===== Dataset content =====

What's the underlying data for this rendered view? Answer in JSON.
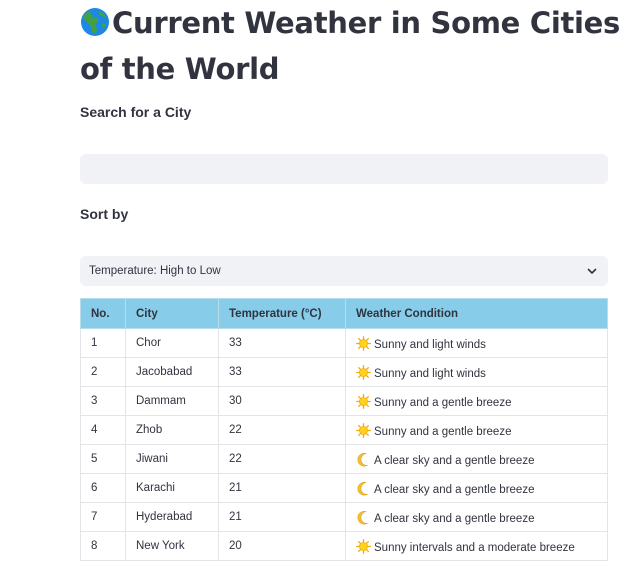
{
  "page": {
    "title": "Current Weather in Some Cities of the World",
    "title_icon": "globe-africa-europe-icon"
  },
  "search": {
    "label": "Search for a City",
    "value": "",
    "placeholder": ""
  },
  "sort": {
    "label": "Sort by",
    "selected": "Temperature: High to Low"
  },
  "table": {
    "header_color": "#87cdea",
    "columns": [
      "No.",
      "City",
      "Temperature (°C)",
      "Weather Condition"
    ],
    "rows": [
      {
        "no": "1",
        "city": "Chor",
        "temp": "33",
        "icon": "sun-icon",
        "condition": "Sunny and light winds"
      },
      {
        "no": "2",
        "city": "Jacobabad",
        "temp": "33",
        "icon": "sun-icon",
        "condition": "Sunny and light winds"
      },
      {
        "no": "3",
        "city": "Dammam",
        "temp": "30",
        "icon": "sun-icon",
        "condition": "Sunny and a gentle breeze"
      },
      {
        "no": "4",
        "city": "Zhob",
        "temp": "22",
        "icon": "sun-icon",
        "condition": "Sunny and a gentle breeze"
      },
      {
        "no": "5",
        "city": "Jiwani",
        "temp": "22",
        "icon": "crescent-moon-icon",
        "condition": "A clear sky and a gentle breeze"
      },
      {
        "no": "6",
        "city": "Karachi",
        "temp": "21",
        "icon": "crescent-moon-icon",
        "condition": "A clear sky and a gentle breeze"
      },
      {
        "no": "7",
        "city": "Hyderabad",
        "temp": "21",
        "icon": "crescent-moon-icon",
        "condition": "A clear sky and a gentle breeze"
      },
      {
        "no": "8",
        "city": "New York",
        "temp": "20",
        "icon": "sun-icon",
        "condition": "Sunny intervals and a moderate breeze"
      }
    ]
  }
}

=====

Your objective. Repeat each entry precisely as it appears. Leave the pictures out.

Completed exercise.
What's the underlying data for this rendered view? Answer in JSON.
{
  "page": {
    "title": "Current Weather in Some Cities of the World",
    "title_icon": "globe-africa-europe-icon"
  },
  "search": {
    "label": "Search for a City",
    "value": "",
    "placeholder": ""
  },
  "sort": {
    "label": "Sort by",
    "selected": "Temperature: High to Low"
  },
  "table": {
    "header_color": "#87cdea",
    "columns": [
      "No.",
      "City",
      "Temperature (°C)",
      "Weather Condition"
    ],
    "rows": [
      {
        "no": "1",
        "city": "Chor",
        "temp": "33",
        "icon": "sun-icon",
        "condition": "Sunny and light winds"
      },
      {
        "no": "2",
        "city": "Jacobabad",
        "temp": "33",
        "icon": "sun-icon",
        "condition": "Sunny and light winds"
      },
      {
        "no": "3",
        "city": "Dammam",
        "temp": "30",
        "icon": "sun-icon",
        "condition": "Sunny and a gentle breeze"
      },
      {
        "no": "4",
        "city": "Zhob",
        "temp": "22",
        "icon": "sun-icon",
        "condition": "Sunny and a gentle breeze"
      },
      {
        "no": "5",
        "city": "Jiwani",
        "temp": "22",
        "icon": "crescent-moon-icon",
        "condition": "A clear sky and a gentle breeze"
      },
      {
        "no": "6",
        "city": "Karachi",
        "temp": "21",
        "icon": "crescent-moon-icon",
        "condition": "A clear sky and a gentle breeze"
      },
      {
        "no": "7",
        "city": "Hyderabad",
        "temp": "21",
        "icon": "crescent-moon-icon",
        "condition": "A clear sky and a gentle breeze"
      },
      {
        "no": "8",
        "city": "New York",
        "temp": "20",
        "icon": "sun-icon",
        "condition": "Sunny intervals and a moderate breeze"
      }
    ]
  }
}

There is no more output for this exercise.